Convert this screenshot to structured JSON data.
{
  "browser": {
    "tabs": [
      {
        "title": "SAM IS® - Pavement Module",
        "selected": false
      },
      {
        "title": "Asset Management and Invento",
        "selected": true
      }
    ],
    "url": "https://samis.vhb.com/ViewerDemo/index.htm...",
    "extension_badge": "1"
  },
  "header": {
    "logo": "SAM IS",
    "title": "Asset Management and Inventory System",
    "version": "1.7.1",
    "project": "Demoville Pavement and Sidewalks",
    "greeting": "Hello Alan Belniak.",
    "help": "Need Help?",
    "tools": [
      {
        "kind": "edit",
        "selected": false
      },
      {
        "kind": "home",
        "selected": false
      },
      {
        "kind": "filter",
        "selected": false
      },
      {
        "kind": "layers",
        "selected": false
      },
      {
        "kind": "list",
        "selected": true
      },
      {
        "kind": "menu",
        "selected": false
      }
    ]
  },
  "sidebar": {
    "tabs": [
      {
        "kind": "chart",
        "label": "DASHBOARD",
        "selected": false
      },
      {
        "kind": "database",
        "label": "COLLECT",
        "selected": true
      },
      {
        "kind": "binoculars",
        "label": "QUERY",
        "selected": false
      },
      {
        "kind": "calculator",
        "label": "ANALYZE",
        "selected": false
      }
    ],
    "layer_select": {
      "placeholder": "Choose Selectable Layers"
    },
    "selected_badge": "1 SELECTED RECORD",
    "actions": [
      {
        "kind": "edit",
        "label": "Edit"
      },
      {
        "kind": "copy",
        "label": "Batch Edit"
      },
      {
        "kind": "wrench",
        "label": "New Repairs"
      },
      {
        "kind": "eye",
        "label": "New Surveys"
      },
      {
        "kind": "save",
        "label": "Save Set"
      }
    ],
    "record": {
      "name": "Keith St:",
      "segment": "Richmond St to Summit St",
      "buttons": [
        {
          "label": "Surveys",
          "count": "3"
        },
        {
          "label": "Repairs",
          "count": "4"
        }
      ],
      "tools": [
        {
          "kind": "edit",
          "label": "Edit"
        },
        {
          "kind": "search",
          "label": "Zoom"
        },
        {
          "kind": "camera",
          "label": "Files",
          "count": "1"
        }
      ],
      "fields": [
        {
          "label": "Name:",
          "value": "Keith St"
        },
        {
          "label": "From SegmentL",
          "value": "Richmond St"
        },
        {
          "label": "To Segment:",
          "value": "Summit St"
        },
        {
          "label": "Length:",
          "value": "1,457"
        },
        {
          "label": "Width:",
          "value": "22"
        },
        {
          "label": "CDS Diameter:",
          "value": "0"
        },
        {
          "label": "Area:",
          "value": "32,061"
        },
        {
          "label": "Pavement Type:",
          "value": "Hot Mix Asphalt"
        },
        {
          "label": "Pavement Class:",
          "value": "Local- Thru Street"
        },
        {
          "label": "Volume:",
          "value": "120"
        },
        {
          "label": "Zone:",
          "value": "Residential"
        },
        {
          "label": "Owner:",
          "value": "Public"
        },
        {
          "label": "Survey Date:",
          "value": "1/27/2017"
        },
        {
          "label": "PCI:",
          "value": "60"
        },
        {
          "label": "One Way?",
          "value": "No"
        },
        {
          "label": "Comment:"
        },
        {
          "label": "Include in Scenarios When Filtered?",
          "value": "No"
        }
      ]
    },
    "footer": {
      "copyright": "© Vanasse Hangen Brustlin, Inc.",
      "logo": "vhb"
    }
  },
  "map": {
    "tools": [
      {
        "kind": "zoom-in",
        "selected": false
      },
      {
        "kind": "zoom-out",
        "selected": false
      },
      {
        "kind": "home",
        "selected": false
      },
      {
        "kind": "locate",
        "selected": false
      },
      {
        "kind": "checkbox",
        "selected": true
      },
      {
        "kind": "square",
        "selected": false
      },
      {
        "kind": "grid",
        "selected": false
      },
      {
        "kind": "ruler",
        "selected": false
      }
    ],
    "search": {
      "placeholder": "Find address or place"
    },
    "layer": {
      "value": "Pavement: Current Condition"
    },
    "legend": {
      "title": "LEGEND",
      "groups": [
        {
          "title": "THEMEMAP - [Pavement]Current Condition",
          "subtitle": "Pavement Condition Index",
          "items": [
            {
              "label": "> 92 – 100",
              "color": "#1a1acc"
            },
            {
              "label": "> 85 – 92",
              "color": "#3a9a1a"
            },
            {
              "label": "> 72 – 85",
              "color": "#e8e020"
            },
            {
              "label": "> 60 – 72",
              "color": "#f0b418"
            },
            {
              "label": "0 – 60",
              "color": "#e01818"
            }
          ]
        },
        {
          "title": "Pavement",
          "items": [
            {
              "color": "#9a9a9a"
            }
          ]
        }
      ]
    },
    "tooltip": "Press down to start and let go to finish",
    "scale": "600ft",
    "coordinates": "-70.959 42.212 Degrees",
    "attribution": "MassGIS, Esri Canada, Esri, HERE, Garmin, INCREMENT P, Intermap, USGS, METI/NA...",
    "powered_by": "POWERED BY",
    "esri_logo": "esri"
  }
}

━━━━━━━━━━━━━━━━

◆ **SHORT EXERCISE**: The records above are to be copied in full, exactly as written.

◆ **RESPONSE BELOW**:
Convert this screenshot to structured JSON data.
{
  "browser": {
    "tabs": [
      {
        "title": "SAM IS® - Pavement Module",
        "selected": false
      },
      {
        "title": "Asset Management and Invento",
        "selected": true
      }
    ],
    "url": "https://samis.vhb.com/ViewerDemo/index.htm...",
    "extension_badge": "1"
  },
  "header": {
    "logo": "SAM IS",
    "title": "Asset Management and Inventory System",
    "version": "1.7.1",
    "project": "Demoville Pavement and Sidewalks",
    "greeting": "Hello Alan Belniak.",
    "help": "Need Help?",
    "tools": [
      {
        "kind": "edit",
        "selected": false
      },
      {
        "kind": "home",
        "selected": false
      },
      {
        "kind": "filter",
        "selected": false
      },
      {
        "kind": "layers",
        "selected": false
      },
      {
        "kind": "list",
        "selected": true
      },
      {
        "kind": "menu",
        "selected": false
      }
    ]
  },
  "sidebar": {
    "tabs": [
      {
        "kind": "chart",
        "label": "DASHBOARD",
        "selected": false
      },
      {
        "kind": "database",
        "label": "COLLECT",
        "selected": true
      },
      {
        "kind": "binoculars",
        "label": "QUERY",
        "selected": false
      },
      {
        "kind": "calculator",
        "label": "ANALYZE",
        "selected": false
      }
    ],
    "layer_select": {
      "placeholder": "Choose Selectable Layers"
    },
    "selected_badge": "1 SELECTED RECORD",
    "actions": [
      {
        "kind": "edit",
        "label": "Edit"
      },
      {
        "kind": "copy",
        "label": "Batch Edit"
      },
      {
        "kind": "wrench",
        "label": "New Repairs"
      },
      {
        "kind": "eye",
        "label": "New Surveys"
      },
      {
        "kind": "save",
        "label": "Save Set"
      }
    ],
    "record": {
      "name": "Keith St:",
      "segment": "Richmond St to Summit St",
      "buttons": [
        {
          "label": "Surveys",
          "count": "3"
        },
        {
          "label": "Repairs",
          "count": "4"
        }
      ],
      "tools": [
        {
          "kind": "edit",
          "label": "Edit"
        },
        {
          "kind": "search",
          "label": "Zoom"
        },
        {
          "kind": "camera",
          "label": "Files",
          "count": "1"
        }
      ],
      "fields": [
        {
          "label": "Name:",
          "value": "Keith St"
        },
        {
          "label": "From SegmentL",
          "value": "Richmond St"
        },
        {
          "label": "To Segment:",
          "value": "Summit St"
        },
        {
          "label": "Length:",
          "value": "1,457"
        },
        {
          "label": "Width:",
          "value": "22"
        },
        {
          "label": "CDS Diameter:",
          "value": "0"
        },
        {
          "label": "Area:",
          "value": "32,061"
        },
        {
          "label": "Pavement Type:",
          "value": "Hot Mix Asphalt"
        },
        {
          "label": "Pavement Class:",
          "value": "Local- Thru Street"
        },
        {
          "label": "Volume:",
          "value": "120"
        },
        {
          "label": "Zone:",
          "value": "Residential"
        },
        {
          "label": "Owner:",
          "value": "Public"
        },
        {
          "label": "Survey Date:",
          "value": "1/27/2017"
        },
        {
          "label": "PCI:",
          "value": "60"
        },
        {
          "label": "One Way?",
          "value": "No"
        },
        {
          "label": "Comment:"
        },
        {
          "label": "Include in Scenarios When Filtered?",
          "value": "No"
        }
      ]
    },
    "footer": {
      "copyright": "© Vanasse Hangen Brustlin, Inc.",
      "logo": "vhb"
    }
  },
  "map": {
    "tools": [
      {
        "kind": "zoom-in",
        "selected": false
      },
      {
        "kind": "zoom-out",
        "selected": false
      },
      {
        "kind": "home",
        "selected": false
      },
      {
        "kind": "locate",
        "selected": false
      },
      {
        "kind": "checkbox",
        "selected": true
      },
      {
        "kind": "square",
        "selected": false
      },
      {
        "kind": "grid",
        "selected": false
      },
      {
        "kind": "ruler",
        "selected": false
      }
    ],
    "search": {
      "placeholder": "Find address or place"
    },
    "layer": {
      "value": "Pavement: Current Condition"
    },
    "legend": {
      "title": "LEGEND",
      "groups": [
        {
          "title": "THEMEMAP - [Pavement]Current Condition",
          "subtitle": "Pavement Condition Index",
          "items": [
            {
              "label": "> 92 – 100",
              "color": "#1a1acc"
            },
            {
              "label": "> 85 – 92",
              "color": "#3a9a1a"
            },
            {
              "label": "> 72 – 85",
              "color": "#e8e020"
            },
            {
              "label": "> 60 – 72",
              "color": "#f0b418"
            },
            {
              "label": "0 – 60",
              "color": "#e01818"
            }
          ]
        },
        {
          "title": "Pavement",
          "items": [
            {
              "color": "#9a9a9a"
            }
          ]
        }
      ]
    },
    "tooltip": "Press down to start and let go to finish",
    "scale": "600ft",
    "coordinates": "-70.959 42.212 Degrees",
    "attribution": "MassGIS, Esri Canada, Esri, HERE, Garmin, INCREMENT P, Intermap, USGS, METI/NA...",
    "powered_by": "POWERED BY",
    "esri_logo": "esri"
  }
}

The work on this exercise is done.